WORK TO COMPLETE: Please turn the lines below into a JSON list of strings, one string per line, leaving out blank lines and any pictures.

____

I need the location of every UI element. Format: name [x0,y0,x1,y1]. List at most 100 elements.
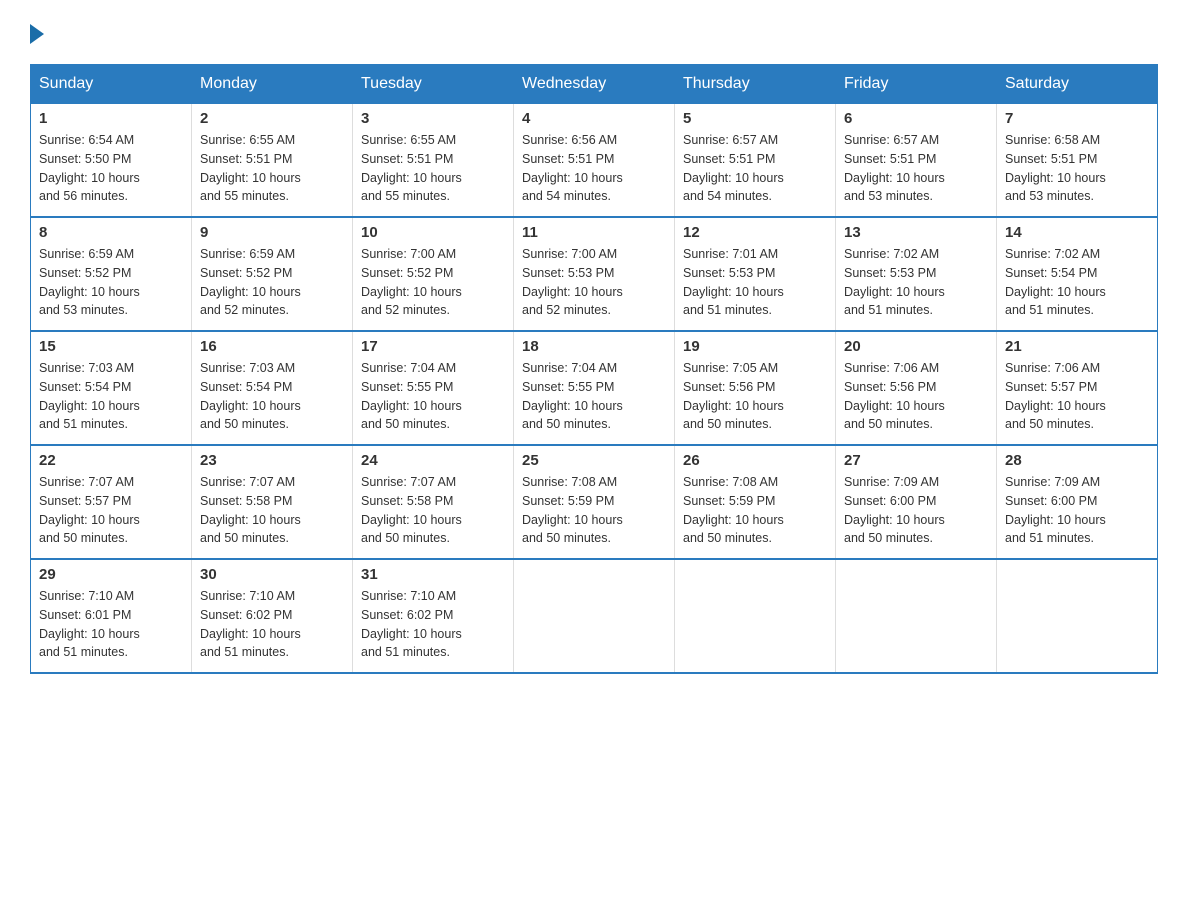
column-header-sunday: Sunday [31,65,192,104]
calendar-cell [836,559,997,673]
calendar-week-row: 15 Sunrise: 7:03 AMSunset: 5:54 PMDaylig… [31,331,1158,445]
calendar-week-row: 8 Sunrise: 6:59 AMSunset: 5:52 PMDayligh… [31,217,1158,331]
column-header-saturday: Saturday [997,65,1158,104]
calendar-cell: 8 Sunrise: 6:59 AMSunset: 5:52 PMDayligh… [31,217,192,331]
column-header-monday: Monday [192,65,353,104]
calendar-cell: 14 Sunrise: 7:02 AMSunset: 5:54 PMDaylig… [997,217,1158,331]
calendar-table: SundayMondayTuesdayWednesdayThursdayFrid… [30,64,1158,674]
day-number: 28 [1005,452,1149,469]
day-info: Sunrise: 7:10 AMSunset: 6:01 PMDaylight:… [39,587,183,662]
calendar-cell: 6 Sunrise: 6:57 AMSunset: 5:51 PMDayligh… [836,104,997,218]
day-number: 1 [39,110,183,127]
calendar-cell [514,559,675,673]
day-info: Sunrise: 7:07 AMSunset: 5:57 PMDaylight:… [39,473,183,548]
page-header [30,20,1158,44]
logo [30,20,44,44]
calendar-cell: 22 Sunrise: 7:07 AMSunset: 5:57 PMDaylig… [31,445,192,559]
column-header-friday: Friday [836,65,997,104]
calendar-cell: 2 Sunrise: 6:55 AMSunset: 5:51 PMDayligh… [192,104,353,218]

____

EXERCISE OUTPUT:
[
  "I need the location of every UI element. Format: name [x0,y0,x1,y1]. List at most 100 elements.",
  "column-header-sunday: Sunday [31,65,192,104]",
  "calendar-cell [836,559,997,673]",
  "calendar-week-row: 15 Sunrise: 7:03 AMSunset: 5:54 PMDaylig… [31,331,1158,445]",
  "calendar-week-row: 8 Sunrise: 6:59 AMSunset: 5:52 PMDayligh… [31,217,1158,331]",
  "column-header-saturday: Saturday [997,65,1158,104]",
  "calendar-cell: 8 Sunrise: 6:59 AMSunset: 5:52 PMDayligh… [31,217,192,331]",
  "column-header-monday: Monday [192,65,353,104]",
  "calendar-cell: 14 Sunrise: 7:02 AMSunset: 5:54 PMDaylig… [997,217,1158,331]",
  "calendar-table: SundayMondayTuesdayWednesdayThursdayFrid… [30,64,1158,674]",
  "day-number: 28 [1005,452,1149,469]",
  "day-info: Sunrise: 7:10 AMSunset: 6:01 PMDaylight:… [39,587,183,662]",
  "calendar-cell: 6 Sunrise: 6:57 AMSunset: 5:51 PMDayligh… [836,104,997,218]",
  "day-number: 1 [39,110,183,127]",
  "calendar-cell [514,559,675,673]",
  "day-info: Sunrise: 7:07 AMSunset: 5:57 PMDaylight:… [39,473,183,548]",
  "page-header [30,20,1158,44]",
  "logo [30,20,44,44]",
  "calendar-cell: 22 Sunrise: 7:07 AMSunset: 5:57 PMDaylig… [31,445,192,559]",
  "column-header-friday: Friday [836,65,997,104]",
  "calendar-cell: 2 Sunrise: 6:55 AMSunset: 5:51 PMDayligh… [192,104,353,218]"
]